- _Records shown_
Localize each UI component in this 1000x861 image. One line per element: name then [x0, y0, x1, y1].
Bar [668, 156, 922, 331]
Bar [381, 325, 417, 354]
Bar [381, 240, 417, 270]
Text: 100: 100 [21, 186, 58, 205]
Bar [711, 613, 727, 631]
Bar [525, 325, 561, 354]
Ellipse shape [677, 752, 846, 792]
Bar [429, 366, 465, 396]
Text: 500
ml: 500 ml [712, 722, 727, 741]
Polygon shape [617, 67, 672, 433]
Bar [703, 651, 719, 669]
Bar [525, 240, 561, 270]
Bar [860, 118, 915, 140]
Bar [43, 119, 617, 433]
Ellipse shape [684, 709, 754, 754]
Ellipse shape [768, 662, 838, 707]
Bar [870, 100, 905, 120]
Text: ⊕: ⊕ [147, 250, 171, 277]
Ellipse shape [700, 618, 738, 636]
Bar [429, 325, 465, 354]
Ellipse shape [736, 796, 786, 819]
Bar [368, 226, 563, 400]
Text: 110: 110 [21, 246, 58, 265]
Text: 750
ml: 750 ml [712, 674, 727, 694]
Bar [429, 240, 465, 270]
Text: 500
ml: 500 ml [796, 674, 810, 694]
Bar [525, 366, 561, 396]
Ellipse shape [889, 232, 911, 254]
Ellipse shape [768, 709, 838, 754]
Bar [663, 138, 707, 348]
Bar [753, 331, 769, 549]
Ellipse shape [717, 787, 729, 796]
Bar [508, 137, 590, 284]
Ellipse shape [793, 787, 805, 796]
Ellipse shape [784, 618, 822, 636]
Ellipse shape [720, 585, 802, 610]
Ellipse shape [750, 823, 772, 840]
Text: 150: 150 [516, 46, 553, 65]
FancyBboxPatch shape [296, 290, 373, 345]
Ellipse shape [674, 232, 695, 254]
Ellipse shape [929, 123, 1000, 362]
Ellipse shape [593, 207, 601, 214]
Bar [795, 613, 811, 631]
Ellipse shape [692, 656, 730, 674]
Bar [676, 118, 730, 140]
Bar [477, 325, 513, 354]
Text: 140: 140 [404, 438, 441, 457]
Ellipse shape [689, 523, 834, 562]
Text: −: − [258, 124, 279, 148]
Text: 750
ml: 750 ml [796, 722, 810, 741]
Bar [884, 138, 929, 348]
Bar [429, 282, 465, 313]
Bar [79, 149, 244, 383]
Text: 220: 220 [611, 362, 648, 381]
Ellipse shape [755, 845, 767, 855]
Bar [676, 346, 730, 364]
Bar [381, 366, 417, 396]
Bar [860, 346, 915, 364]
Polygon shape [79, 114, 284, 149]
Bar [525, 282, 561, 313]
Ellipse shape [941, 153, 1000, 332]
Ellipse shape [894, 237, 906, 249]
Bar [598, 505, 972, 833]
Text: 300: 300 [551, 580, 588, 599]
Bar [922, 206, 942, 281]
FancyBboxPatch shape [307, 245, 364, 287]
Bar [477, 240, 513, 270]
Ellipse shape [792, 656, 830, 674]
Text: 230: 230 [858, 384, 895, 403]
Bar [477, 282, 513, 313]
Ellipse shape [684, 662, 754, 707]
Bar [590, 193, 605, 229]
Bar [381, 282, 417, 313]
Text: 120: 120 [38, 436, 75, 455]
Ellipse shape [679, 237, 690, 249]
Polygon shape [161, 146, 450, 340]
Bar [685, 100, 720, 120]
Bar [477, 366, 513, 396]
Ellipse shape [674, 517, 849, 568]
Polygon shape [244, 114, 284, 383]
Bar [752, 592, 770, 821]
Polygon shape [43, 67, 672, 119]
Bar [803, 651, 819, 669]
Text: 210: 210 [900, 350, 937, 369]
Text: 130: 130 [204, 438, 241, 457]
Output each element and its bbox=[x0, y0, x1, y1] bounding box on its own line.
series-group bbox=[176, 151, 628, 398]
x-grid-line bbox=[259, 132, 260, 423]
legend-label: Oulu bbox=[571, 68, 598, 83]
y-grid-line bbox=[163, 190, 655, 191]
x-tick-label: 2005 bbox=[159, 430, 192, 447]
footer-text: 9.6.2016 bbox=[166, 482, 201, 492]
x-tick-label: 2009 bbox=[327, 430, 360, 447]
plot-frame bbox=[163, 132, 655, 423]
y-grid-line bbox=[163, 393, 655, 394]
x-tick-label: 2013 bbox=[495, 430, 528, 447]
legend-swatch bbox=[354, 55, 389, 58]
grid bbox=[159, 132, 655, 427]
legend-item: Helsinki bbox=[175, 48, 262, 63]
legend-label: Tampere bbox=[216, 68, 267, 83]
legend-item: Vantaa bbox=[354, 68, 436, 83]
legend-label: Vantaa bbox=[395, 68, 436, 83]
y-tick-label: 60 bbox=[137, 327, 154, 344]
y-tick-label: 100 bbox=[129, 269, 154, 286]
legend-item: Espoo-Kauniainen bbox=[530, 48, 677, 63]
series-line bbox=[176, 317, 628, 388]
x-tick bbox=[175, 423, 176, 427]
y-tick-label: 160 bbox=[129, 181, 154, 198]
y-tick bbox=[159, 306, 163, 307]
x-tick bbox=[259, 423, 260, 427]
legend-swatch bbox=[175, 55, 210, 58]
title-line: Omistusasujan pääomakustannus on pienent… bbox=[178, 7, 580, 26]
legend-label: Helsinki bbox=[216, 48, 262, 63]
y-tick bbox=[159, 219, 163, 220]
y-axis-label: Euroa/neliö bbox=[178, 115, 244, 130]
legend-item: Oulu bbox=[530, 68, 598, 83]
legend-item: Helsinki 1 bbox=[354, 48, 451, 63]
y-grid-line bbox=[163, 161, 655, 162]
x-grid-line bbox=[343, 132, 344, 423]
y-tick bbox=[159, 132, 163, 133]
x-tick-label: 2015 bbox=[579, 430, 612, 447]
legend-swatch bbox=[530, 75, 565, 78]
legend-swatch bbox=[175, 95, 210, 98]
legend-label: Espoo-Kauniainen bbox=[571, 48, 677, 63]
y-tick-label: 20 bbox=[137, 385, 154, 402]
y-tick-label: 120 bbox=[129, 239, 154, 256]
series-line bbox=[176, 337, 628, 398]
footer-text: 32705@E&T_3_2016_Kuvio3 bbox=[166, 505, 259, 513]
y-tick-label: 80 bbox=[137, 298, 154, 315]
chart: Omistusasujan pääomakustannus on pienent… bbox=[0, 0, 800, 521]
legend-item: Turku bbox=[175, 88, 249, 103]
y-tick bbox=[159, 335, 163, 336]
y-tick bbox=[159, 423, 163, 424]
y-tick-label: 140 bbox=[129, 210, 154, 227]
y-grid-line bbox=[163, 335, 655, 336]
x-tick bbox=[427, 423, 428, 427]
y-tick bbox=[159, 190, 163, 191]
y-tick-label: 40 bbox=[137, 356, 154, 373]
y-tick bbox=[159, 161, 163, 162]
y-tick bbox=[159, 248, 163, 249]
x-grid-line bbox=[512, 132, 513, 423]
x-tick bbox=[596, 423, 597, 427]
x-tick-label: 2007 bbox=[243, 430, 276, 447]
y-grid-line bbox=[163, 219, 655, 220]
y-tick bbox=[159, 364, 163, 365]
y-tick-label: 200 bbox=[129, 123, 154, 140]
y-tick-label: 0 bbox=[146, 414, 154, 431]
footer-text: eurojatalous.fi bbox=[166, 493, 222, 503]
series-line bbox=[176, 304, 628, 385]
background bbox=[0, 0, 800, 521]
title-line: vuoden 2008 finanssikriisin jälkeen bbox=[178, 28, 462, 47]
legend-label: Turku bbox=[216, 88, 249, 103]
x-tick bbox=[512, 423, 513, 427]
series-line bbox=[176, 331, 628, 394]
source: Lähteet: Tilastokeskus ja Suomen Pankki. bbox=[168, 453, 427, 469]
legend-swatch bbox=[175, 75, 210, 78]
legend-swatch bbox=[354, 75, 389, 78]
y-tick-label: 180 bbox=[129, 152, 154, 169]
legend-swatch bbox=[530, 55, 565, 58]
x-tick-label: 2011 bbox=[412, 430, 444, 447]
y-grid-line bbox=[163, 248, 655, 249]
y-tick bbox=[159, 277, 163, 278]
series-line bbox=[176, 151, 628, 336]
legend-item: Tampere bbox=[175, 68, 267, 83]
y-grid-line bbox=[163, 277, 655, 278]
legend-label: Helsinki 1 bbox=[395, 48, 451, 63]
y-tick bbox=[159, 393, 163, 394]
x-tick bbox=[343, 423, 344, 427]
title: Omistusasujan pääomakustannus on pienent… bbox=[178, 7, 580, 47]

- _Goal of the exercise_
How many lines in the items above contain the string "each"? Case matters. Reply with the number alone.

- _Worked solution_
2